— BEGIN —

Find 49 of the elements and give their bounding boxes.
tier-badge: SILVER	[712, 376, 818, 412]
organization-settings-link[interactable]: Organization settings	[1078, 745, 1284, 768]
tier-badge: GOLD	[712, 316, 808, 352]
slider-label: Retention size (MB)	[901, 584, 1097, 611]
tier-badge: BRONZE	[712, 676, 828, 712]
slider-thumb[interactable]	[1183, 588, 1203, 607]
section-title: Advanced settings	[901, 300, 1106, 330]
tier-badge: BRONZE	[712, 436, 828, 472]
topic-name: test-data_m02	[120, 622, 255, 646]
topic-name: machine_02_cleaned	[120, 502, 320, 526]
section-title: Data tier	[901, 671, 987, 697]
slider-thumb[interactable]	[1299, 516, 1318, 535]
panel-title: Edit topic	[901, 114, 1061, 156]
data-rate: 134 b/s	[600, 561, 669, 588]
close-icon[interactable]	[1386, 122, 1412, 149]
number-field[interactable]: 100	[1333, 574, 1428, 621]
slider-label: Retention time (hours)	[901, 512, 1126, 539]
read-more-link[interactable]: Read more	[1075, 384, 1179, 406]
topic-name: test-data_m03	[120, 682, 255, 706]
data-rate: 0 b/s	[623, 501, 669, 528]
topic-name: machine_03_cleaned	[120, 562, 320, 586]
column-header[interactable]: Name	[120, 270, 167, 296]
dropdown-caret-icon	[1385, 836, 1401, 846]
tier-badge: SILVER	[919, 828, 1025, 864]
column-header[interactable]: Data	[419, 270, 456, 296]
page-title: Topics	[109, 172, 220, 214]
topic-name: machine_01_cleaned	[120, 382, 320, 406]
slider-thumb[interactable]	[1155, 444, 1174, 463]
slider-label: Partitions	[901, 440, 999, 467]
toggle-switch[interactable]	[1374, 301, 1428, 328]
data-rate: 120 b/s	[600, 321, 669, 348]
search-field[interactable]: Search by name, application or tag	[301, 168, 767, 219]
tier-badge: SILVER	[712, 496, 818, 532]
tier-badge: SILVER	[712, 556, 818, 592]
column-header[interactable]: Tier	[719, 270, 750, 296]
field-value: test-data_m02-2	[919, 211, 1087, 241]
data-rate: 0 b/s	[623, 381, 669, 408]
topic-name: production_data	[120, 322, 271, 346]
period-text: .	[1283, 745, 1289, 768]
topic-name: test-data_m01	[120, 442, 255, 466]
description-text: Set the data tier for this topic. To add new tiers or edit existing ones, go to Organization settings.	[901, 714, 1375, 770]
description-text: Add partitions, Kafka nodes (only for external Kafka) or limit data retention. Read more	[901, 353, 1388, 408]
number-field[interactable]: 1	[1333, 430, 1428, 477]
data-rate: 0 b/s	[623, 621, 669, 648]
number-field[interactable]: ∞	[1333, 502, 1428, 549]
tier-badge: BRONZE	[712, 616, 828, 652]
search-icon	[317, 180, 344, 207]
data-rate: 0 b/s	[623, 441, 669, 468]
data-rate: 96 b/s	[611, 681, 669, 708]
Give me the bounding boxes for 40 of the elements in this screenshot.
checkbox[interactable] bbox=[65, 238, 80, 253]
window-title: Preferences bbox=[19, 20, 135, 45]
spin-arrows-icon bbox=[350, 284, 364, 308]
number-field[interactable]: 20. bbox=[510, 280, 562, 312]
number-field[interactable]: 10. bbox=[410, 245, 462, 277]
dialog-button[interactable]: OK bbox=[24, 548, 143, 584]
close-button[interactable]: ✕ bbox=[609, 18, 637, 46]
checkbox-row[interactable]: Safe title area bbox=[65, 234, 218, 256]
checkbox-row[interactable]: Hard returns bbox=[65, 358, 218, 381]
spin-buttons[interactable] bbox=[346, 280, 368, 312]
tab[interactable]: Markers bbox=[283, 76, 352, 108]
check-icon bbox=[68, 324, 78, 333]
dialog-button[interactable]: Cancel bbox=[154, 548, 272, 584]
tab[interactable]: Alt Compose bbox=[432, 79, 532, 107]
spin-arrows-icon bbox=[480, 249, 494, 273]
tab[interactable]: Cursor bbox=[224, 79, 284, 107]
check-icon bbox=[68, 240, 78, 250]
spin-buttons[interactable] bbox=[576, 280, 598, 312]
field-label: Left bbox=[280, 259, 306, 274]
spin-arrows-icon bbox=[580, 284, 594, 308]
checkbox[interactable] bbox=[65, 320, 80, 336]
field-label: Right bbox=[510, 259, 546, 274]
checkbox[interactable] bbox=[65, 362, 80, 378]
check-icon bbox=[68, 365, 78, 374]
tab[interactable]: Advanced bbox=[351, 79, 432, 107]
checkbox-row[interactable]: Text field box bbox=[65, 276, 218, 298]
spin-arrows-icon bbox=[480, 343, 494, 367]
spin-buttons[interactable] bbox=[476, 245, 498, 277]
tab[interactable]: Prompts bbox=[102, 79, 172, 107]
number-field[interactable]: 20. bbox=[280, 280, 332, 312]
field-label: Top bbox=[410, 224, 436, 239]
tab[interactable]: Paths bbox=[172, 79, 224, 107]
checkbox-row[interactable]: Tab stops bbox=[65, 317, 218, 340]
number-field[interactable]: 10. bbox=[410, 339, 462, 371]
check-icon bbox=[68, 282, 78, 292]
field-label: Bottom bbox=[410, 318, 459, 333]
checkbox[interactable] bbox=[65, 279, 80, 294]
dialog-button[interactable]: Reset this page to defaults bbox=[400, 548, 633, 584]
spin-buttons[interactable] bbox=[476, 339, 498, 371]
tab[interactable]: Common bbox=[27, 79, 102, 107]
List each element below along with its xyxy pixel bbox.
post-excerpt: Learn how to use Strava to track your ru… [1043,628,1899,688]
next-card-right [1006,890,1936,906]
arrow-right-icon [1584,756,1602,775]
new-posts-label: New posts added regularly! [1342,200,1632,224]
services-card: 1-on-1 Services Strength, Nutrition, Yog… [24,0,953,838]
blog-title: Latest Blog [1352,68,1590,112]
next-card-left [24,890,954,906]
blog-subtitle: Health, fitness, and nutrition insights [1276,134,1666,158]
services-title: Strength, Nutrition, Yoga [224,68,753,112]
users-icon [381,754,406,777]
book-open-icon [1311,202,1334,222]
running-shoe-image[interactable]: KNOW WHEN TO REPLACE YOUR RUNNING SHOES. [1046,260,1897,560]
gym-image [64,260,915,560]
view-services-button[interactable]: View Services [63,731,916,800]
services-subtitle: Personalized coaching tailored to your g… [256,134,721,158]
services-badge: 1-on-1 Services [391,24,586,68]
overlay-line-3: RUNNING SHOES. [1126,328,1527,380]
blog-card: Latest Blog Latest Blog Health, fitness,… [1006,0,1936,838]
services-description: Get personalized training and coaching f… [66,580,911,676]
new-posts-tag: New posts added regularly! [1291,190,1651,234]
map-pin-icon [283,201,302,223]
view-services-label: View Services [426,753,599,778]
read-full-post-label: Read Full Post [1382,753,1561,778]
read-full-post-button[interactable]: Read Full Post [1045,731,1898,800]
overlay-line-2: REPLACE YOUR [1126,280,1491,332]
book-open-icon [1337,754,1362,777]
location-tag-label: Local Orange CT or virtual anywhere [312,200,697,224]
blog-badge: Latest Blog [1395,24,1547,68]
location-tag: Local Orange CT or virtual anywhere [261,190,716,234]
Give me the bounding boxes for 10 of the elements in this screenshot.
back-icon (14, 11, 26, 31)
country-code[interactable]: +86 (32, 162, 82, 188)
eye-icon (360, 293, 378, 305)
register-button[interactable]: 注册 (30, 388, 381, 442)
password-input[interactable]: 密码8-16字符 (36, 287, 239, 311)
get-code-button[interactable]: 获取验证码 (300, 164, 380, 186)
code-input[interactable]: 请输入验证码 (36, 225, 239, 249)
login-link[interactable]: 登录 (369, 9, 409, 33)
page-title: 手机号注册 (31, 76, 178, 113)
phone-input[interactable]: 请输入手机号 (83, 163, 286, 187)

— END —

Task objective
Reproduce the entries word for word, from their first line through the line containing "slider-label: Retention size", with both ends included.

The result
Find 49 of the elements and give their bounding boxes.
tier-badge: SILVER	[712, 376, 818, 412]
organization-settings-link[interactable]: Organization settings	[1078, 745, 1284, 768]
tier-badge: GOLD	[712, 316, 808, 352]
slider-label: Retention size (MB)	[901, 584, 1097, 611]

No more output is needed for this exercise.